-- begin Supplied data --
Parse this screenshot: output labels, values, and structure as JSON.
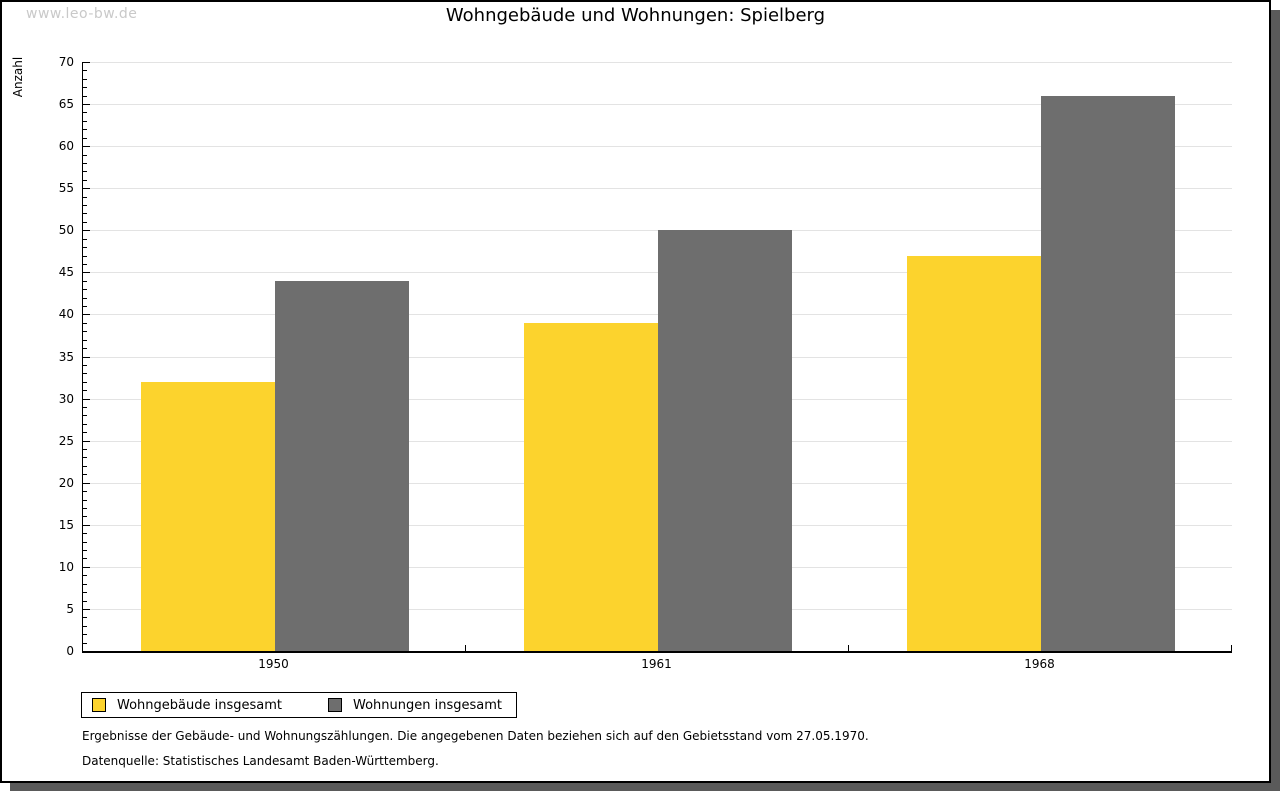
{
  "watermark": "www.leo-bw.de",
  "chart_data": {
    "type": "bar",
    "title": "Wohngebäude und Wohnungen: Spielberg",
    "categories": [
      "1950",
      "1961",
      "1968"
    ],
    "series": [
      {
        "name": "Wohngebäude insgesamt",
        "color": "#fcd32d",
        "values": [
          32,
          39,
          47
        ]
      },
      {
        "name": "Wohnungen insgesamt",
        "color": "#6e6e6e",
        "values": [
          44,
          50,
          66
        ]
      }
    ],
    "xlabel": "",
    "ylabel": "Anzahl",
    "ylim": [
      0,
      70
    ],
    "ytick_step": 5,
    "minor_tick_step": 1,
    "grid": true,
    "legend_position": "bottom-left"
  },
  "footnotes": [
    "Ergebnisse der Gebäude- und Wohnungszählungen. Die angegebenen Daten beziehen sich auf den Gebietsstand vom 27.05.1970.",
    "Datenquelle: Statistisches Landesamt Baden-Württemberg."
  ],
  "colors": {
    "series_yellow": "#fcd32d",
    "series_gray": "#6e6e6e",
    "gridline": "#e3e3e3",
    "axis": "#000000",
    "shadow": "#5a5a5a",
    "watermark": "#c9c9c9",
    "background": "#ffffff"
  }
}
-- end Supplied data --
In the entries above, identify each line that includes the string "Wohngebäude", then copy it.

    "title": "Wohngebäude und Wohnungen: Spielberg",
        "name": "Wohngebäude insgesamt",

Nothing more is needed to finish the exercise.